> Required work
How many lines in the items below contain the word "user"? Reply with only the number.

━━━━━ Listed records ━━━━━

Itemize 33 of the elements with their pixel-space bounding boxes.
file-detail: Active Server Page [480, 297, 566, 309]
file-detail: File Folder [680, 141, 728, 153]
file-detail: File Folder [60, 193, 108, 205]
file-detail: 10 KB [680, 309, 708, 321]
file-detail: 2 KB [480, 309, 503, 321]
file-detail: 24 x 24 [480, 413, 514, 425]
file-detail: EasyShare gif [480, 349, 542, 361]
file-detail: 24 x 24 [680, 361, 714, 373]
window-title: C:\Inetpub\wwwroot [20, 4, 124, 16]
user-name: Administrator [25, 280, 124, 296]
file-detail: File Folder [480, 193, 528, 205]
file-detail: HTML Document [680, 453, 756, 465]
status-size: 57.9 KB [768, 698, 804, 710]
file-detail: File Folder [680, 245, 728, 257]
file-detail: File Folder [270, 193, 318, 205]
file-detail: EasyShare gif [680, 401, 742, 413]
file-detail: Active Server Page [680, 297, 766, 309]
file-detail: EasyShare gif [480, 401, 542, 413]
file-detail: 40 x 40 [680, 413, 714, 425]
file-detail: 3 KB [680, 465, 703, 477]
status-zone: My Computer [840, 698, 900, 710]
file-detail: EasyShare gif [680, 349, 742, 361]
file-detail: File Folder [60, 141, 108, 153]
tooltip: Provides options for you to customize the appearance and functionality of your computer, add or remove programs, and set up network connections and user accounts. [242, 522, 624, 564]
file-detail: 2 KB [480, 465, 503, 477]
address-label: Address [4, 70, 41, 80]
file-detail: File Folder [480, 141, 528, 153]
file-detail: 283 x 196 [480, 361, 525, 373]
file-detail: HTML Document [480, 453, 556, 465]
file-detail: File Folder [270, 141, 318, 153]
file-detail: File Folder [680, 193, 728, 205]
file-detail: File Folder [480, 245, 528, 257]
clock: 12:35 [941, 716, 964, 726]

━━━━━

> Worked answer
2